Task details: Quote the records below in full, exactly as given, with the images taken out.
#### Data supplied ####
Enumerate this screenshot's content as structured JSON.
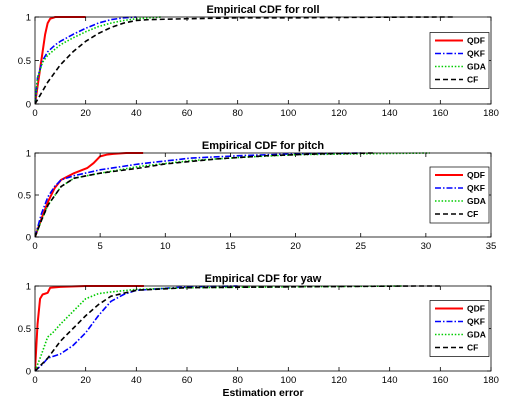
{
  "chart_data": [
    {
      "type": "line",
      "title": "Empirical CDF for roll",
      "xlabel": "",
      "ylabel": "",
      "xlim": [
        0,
        180
      ],
      "ylim": [
        0,
        1
      ],
      "xticks": [
        0,
        20,
        40,
        60,
        80,
        100,
        120,
        140,
        160,
        180
      ],
      "yticks": [
        0,
        0.5,
        1
      ],
      "grid": false,
      "legend_position": "right",
      "series": [
        {
          "name": "QDF",
          "color": "#ff0000",
          "dash": "solid",
          "x": [
            0,
            1,
            2,
            3,
            4,
            5,
            6,
            7,
            8,
            10,
            20
          ],
          "y": [
            0,
            0.2,
            0.4,
            0.6,
            0.8,
            0.93,
            0.98,
            0.99,
            1,
            1,
            1
          ]
        },
        {
          "name": "QKF",
          "color": "#0000ff",
          "dash": "dashdot",
          "x": [
            0,
            1,
            3,
            5,
            8,
            10,
            15,
            20,
            25,
            30,
            35,
            40
          ],
          "y": [
            0,
            0.3,
            0.5,
            0.6,
            0.68,
            0.72,
            0.8,
            0.87,
            0.93,
            0.97,
            0.99,
            1
          ]
        },
        {
          "name": "GDA",
          "color": "#00cc00",
          "dash": "dotted",
          "x": [
            0,
            1,
            3,
            5,
            10,
            15,
            20,
            25,
            30,
            35,
            40,
            45,
            50
          ],
          "y": [
            0,
            0.3,
            0.48,
            0.56,
            0.68,
            0.76,
            0.83,
            0.89,
            0.93,
            0.96,
            0.98,
            0.99,
            1
          ]
        },
        {
          "name": "CF",
          "color": "#000000",
          "dash": "dashed",
          "x": [
            0,
            2,
            5,
            10,
            15,
            20,
            25,
            30,
            35,
            40,
            45,
            60,
            80,
            100,
            120,
            140,
            160,
            165
          ],
          "y": [
            0,
            0.1,
            0.25,
            0.45,
            0.6,
            0.72,
            0.81,
            0.88,
            0.93,
            0.96,
            0.97,
            0.98,
            0.99,
            0.99,
            0.995,
            0.998,
            1,
            1
          ]
        }
      ]
    },
    {
      "type": "line",
      "title": "Empirical CDF for pitch",
      "xlabel": "",
      "ylabel": "",
      "xlim": [
        0,
        35
      ],
      "ylim": [
        0,
        1
      ],
      "xticks": [
        0,
        5,
        10,
        15,
        20,
        25,
        30,
        35
      ],
      "yticks": [
        0,
        0.5,
        1
      ],
      "grid": false,
      "legend_position": "right",
      "series": [
        {
          "name": "QDF",
          "color": "#ff0000",
          "dash": "solid",
          "x": [
            0,
            0.5,
            1,
            1.5,
            2,
            3,
            4,
            4.5,
            5,
            5.5,
            6,
            7,
            8.3
          ],
          "y": [
            0,
            0.22,
            0.42,
            0.58,
            0.68,
            0.76,
            0.82,
            0.88,
            0.96,
            0.98,
            0.99,
            1,
            1
          ]
        },
        {
          "name": "QKF",
          "color": "#0000ff",
          "dash": "dashdot",
          "x": [
            0,
            0.5,
            1,
            1.5,
            2,
            3,
            5,
            8,
            12,
            16,
            20,
            25
          ],
          "y": [
            0,
            0.28,
            0.48,
            0.6,
            0.68,
            0.73,
            0.8,
            0.87,
            0.94,
            0.97,
            0.99,
            1
          ]
        },
        {
          "name": "GDA",
          "color": "#00cc00",
          "dash": "dotted",
          "x": [
            0,
            0.5,
            1,
            2,
            3,
            5,
            8,
            12,
            16,
            20,
            25,
            30.3
          ],
          "y": [
            0,
            0.2,
            0.38,
            0.6,
            0.7,
            0.76,
            0.84,
            0.91,
            0.95,
            0.98,
            0.99,
            1
          ]
        },
        {
          "name": "CF",
          "color": "#000000",
          "dash": "dashed",
          "x": [
            0,
            0.5,
            1,
            2,
            3,
            5,
            8,
            10,
            14,
            18,
            22,
            26
          ],
          "y": [
            0,
            0.2,
            0.38,
            0.6,
            0.7,
            0.76,
            0.82,
            0.87,
            0.93,
            0.97,
            0.99,
            1
          ]
        }
      ]
    },
    {
      "type": "line",
      "title": "Empirical CDF for yaw",
      "xlabel": "Estimation error",
      "ylabel": "",
      "xlim": [
        0,
        180
      ],
      "ylim": [
        0,
        1
      ],
      "xticks": [
        0,
        20,
        40,
        60,
        80,
        100,
        120,
        140,
        160,
        180
      ],
      "yticks": [
        0,
        0.5,
        1
      ],
      "grid": false,
      "legend_position": "right",
      "series": [
        {
          "name": "QDF",
          "color": "#ff0000",
          "dash": "solid",
          "x": [
            0,
            1,
            2,
            3,
            5,
            6,
            10,
            20,
            43
          ],
          "y": [
            0,
            0.55,
            0.85,
            0.9,
            0.92,
            0.98,
            0.99,
            1,
            1
          ]
        },
        {
          "name": "QKF",
          "color": "#0000ff",
          "dash": "dashdot",
          "x": [
            0,
            3,
            5,
            10,
            15,
            20,
            25,
            30,
            35,
            40,
            50,
            60,
            80
          ],
          "y": [
            0,
            0.08,
            0.15,
            0.2,
            0.3,
            0.45,
            0.65,
            0.82,
            0.9,
            0.95,
            0.97,
            0.99,
            1
          ]
        },
        {
          "name": "GDA",
          "color": "#00cc00",
          "dash": "dotted",
          "x": [
            0,
            2,
            5,
            7,
            10,
            15,
            20,
            25,
            30,
            40,
            60,
            100,
            145
          ],
          "y": [
            0,
            0.15,
            0.4,
            0.45,
            0.55,
            0.7,
            0.85,
            0.91,
            0.93,
            0.96,
            0.98,
            0.99,
            1
          ]
        },
        {
          "name": "CF",
          "color": "#000000",
          "dash": "dashed",
          "x": [
            0,
            5,
            10,
            15,
            20,
            25,
            30,
            40,
            60,
            100,
            150,
            160
          ],
          "y": [
            0,
            0.15,
            0.35,
            0.5,
            0.65,
            0.78,
            0.88,
            0.95,
            0.98,
            0.99,
            1,
            1
          ]
        }
      ]
    }
  ]
}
####
Solution:
Enumerate this screenshot's content as structured JSON.
{
  "chart_data": [
    {
      "type": "line",
      "title": "Empirical CDF for roll",
      "xlabel": "",
      "ylabel": "",
      "xlim": [
        0,
        180
      ],
      "ylim": [
        0,
        1
      ],
      "xticks": [
        0,
        20,
        40,
        60,
        80,
        100,
        120,
        140,
        160,
        180
      ],
      "yticks": [
        0,
        0.5,
        1
      ],
      "grid": false,
      "legend_position": "right",
      "series": [
        {
          "name": "QDF",
          "color": "#ff0000",
          "dash": "solid",
          "x": [
            0,
            1,
            2,
            3,
            4,
            5,
            6,
            7,
            8,
            10,
            20
          ],
          "y": [
            0,
            0.2,
            0.4,
            0.6,
            0.8,
            0.93,
            0.98,
            0.99,
            1,
            1,
            1
          ]
        },
        {
          "name": "QKF",
          "color": "#0000ff",
          "dash": "dashdot",
          "x": [
            0,
            1,
            3,
            5,
            8,
            10,
            15,
            20,
            25,
            30,
            35,
            40
          ],
          "y": [
            0,
            0.3,
            0.5,
            0.6,
            0.68,
            0.72,
            0.8,
            0.87,
            0.93,
            0.97,
            0.99,
            1
          ]
        },
        {
          "name": "GDA",
          "color": "#00cc00",
          "dash": "dotted",
          "x": [
            0,
            1,
            3,
            5,
            10,
            15,
            20,
            25,
            30,
            35,
            40,
            45,
            50
          ],
          "y": [
            0,
            0.3,
            0.48,
            0.56,
            0.68,
            0.76,
            0.83,
            0.89,
            0.93,
            0.96,
            0.98,
            0.99,
            1
          ]
        },
        {
          "name": "CF",
          "color": "#000000",
          "dash": "dashed",
          "x": [
            0,
            2,
            5,
            10,
            15,
            20,
            25,
            30,
            35,
            40,
            45,
            60,
            80,
            100,
            120,
            140,
            160,
            165
          ],
          "y": [
            0,
            0.1,
            0.25,
            0.45,
            0.6,
            0.72,
            0.81,
            0.88,
            0.93,
            0.96,
            0.97,
            0.98,
            0.99,
            0.99,
            0.995,
            0.998,
            1,
            1
          ]
        }
      ]
    },
    {
      "type": "line",
      "title": "Empirical CDF for pitch",
      "xlabel": "",
      "ylabel": "",
      "xlim": [
        0,
        35
      ],
      "ylim": [
        0,
        1
      ],
      "xticks": [
        0,
        5,
        10,
        15,
        20,
        25,
        30,
        35
      ],
      "yticks": [
        0,
        0.5,
        1
      ],
      "grid": false,
      "legend_position": "right",
      "series": [
        {
          "name": "QDF",
          "color": "#ff0000",
          "dash": "solid",
          "x": [
            0,
            0.5,
            1,
            1.5,
            2,
            3,
            4,
            4.5,
            5,
            5.5,
            6,
            7,
            8.3
          ],
          "y": [
            0,
            0.22,
            0.42,
            0.58,
            0.68,
            0.76,
            0.82,
            0.88,
            0.96,
            0.98,
            0.99,
            1,
            1
          ]
        },
        {
          "name": "QKF",
          "color": "#0000ff",
          "dash": "dashdot",
          "x": [
            0,
            0.5,
            1,
            1.5,
            2,
            3,
            5,
            8,
            12,
            16,
            20,
            25
          ],
          "y": [
            0,
            0.28,
            0.48,
            0.6,
            0.68,
            0.73,
            0.8,
            0.87,
            0.94,
            0.97,
            0.99,
            1
          ]
        },
        {
          "name": "GDA",
          "color": "#00cc00",
          "dash": "dotted",
          "x": [
            0,
            0.5,
            1,
            2,
            3,
            5,
            8,
            12,
            16,
            20,
            25,
            30.3
          ],
          "y": [
            0,
            0.2,
            0.38,
            0.6,
            0.7,
            0.76,
            0.84,
            0.91,
            0.95,
            0.98,
            0.99,
            1
          ]
        },
        {
          "name": "CF",
          "color": "#000000",
          "dash": "dashed",
          "x": [
            0,
            0.5,
            1,
            2,
            3,
            5,
            8,
            10,
            14,
            18,
            22,
            26
          ],
          "y": [
            0,
            0.2,
            0.38,
            0.6,
            0.7,
            0.76,
            0.82,
            0.87,
            0.93,
            0.97,
            0.99,
            1
          ]
        }
      ]
    },
    {
      "type": "line",
      "title": "Empirical CDF for yaw",
      "xlabel": "Estimation error",
      "ylabel": "",
      "xlim": [
        0,
        180
      ],
      "ylim": [
        0,
        1
      ],
      "xticks": [
        0,
        20,
        40,
        60,
        80,
        100,
        120,
        140,
        160,
        180
      ],
      "yticks": [
        0,
        0.5,
        1
      ],
      "grid": false,
      "legend_position": "right",
      "series": [
        {
          "name": "QDF",
          "color": "#ff0000",
          "dash": "solid",
          "x": [
            0,
            1,
            2,
            3,
            5,
            6,
            10,
            20,
            43
          ],
          "y": [
            0,
            0.55,
            0.85,
            0.9,
            0.92,
            0.98,
            0.99,
            1,
            1
          ]
        },
        {
          "name": "QKF",
          "color": "#0000ff",
          "dash": "dashdot",
          "x": [
            0,
            3,
            5,
            10,
            15,
            20,
            25,
            30,
            35,
            40,
            50,
            60,
            80
          ],
          "y": [
            0,
            0.08,
            0.15,
            0.2,
            0.3,
            0.45,
            0.65,
            0.82,
            0.9,
            0.95,
            0.97,
            0.99,
            1
          ]
        },
        {
          "name": "GDA",
          "color": "#00cc00",
          "dash": "dotted",
          "x": [
            0,
            2,
            5,
            7,
            10,
            15,
            20,
            25,
            30,
            40,
            60,
            100,
            145
          ],
          "y": [
            0,
            0.15,
            0.4,
            0.45,
            0.55,
            0.7,
            0.85,
            0.91,
            0.93,
            0.96,
            0.98,
            0.99,
            1
          ]
        },
        {
          "name": "CF",
          "color": "#000000",
          "dash": "dashed",
          "x": [
            0,
            5,
            10,
            15,
            20,
            25,
            30,
            40,
            60,
            100,
            150,
            160
          ],
          "y": [
            0,
            0.15,
            0.35,
            0.5,
            0.65,
            0.78,
            0.88,
            0.95,
            0.98,
            0.99,
            1,
            1
          ]
        }
      ]
    }
  ]
}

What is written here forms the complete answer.